Can you pull out each line of the data below that includes the word "here"?

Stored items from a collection
********

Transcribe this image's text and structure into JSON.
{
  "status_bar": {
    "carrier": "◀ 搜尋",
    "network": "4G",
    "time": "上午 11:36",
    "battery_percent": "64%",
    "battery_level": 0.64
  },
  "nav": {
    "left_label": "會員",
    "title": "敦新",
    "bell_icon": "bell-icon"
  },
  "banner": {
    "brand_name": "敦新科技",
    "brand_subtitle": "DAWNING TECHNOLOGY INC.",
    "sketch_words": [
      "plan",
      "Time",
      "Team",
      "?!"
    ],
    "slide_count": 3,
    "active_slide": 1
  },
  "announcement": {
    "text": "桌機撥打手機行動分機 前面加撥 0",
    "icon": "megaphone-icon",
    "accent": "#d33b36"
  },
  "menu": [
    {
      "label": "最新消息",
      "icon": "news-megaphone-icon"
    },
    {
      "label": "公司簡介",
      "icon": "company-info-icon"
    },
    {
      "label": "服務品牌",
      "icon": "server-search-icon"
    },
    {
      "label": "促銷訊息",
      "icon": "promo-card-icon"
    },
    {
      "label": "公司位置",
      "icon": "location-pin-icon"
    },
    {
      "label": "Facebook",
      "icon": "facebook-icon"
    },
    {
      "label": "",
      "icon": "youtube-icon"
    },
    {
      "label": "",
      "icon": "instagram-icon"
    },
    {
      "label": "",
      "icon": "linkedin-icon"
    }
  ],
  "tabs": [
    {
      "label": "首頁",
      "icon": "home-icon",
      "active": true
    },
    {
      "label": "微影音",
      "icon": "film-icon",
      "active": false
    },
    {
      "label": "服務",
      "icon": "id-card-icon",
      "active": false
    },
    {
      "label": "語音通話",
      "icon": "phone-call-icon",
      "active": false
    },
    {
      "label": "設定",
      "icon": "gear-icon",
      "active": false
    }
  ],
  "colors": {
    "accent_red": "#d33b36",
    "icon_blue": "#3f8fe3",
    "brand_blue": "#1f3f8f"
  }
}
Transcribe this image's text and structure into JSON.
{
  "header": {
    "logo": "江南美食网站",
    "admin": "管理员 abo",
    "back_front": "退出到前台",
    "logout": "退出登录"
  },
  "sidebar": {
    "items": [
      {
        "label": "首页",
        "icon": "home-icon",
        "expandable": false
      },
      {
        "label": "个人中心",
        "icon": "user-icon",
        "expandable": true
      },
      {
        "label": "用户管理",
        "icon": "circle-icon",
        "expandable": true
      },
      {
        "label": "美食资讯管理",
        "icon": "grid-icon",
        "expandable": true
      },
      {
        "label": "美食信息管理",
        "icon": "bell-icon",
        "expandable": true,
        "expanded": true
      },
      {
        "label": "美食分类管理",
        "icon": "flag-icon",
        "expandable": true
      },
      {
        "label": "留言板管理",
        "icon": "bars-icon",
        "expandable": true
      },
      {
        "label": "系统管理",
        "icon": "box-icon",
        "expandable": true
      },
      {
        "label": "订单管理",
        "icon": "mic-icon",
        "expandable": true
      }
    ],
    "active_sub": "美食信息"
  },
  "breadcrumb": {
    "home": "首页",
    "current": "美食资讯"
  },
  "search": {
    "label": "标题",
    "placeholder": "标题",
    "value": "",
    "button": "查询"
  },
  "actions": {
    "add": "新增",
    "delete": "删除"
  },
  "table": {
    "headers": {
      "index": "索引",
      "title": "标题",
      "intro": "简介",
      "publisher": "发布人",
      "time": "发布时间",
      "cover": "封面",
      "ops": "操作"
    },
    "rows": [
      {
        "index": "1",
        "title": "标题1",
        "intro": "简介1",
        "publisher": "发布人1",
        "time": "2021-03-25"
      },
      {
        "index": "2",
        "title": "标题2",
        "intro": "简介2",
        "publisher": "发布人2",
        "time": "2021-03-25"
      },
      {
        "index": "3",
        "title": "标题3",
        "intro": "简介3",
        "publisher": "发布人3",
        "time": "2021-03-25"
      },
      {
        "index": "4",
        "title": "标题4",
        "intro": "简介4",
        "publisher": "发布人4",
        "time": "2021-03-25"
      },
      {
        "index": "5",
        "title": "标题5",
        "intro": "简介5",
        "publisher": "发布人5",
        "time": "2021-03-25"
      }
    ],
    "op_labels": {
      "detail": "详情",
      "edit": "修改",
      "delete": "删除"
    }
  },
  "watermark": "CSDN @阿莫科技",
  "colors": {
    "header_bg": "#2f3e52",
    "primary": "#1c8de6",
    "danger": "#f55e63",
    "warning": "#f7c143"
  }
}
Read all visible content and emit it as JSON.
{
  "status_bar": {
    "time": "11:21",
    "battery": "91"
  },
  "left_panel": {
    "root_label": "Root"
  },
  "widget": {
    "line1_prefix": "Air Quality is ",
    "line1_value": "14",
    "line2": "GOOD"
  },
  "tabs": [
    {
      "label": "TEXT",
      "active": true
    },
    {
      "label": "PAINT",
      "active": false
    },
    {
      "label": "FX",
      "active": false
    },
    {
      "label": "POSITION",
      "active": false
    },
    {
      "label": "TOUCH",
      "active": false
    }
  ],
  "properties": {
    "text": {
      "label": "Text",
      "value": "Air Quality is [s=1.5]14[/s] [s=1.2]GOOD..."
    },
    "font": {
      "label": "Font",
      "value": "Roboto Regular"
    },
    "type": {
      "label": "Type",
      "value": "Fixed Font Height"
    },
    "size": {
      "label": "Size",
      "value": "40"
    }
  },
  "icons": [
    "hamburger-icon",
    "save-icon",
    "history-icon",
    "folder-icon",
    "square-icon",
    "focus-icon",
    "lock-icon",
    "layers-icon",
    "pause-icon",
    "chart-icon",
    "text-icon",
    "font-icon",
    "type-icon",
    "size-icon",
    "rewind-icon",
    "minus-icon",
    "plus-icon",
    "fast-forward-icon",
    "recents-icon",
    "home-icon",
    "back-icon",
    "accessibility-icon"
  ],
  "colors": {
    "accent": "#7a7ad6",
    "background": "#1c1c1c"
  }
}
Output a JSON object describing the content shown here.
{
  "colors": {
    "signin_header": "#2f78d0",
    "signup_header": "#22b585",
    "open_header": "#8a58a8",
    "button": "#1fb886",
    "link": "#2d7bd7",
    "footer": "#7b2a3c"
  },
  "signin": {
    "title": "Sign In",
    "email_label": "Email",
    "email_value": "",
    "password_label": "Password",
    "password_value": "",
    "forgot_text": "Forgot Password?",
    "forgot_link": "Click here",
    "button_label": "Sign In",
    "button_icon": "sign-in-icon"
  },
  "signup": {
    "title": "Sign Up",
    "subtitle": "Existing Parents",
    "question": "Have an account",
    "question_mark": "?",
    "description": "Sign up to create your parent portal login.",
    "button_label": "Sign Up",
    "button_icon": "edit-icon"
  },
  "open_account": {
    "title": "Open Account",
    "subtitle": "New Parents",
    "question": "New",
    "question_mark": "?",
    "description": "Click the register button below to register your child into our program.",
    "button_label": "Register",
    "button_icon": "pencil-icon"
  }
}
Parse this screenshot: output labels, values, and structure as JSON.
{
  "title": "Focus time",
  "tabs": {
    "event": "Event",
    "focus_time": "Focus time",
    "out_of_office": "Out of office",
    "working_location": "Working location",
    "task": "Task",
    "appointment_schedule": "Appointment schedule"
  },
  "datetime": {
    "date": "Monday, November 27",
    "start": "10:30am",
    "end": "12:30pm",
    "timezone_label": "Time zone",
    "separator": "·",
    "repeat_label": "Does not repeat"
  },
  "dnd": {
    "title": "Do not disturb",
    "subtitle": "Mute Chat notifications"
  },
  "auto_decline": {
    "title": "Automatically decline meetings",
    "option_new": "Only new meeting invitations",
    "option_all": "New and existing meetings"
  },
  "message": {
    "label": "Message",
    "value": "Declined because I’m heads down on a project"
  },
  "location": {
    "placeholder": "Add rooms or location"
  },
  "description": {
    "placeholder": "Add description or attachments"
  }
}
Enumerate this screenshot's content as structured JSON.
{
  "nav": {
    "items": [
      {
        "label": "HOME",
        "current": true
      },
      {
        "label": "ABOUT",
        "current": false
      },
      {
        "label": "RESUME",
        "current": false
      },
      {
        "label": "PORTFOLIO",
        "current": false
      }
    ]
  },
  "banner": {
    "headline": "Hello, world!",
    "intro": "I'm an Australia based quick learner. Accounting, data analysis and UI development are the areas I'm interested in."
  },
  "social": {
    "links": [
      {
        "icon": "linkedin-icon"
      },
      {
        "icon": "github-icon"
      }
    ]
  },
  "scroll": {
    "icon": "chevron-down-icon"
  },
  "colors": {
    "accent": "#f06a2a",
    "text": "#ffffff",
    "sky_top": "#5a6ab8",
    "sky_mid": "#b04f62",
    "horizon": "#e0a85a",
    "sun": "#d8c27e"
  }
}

********

_WRITTEN SOLUTION_:
Output a JSON object describing the content shown here.
    "forgot_link": "Click here",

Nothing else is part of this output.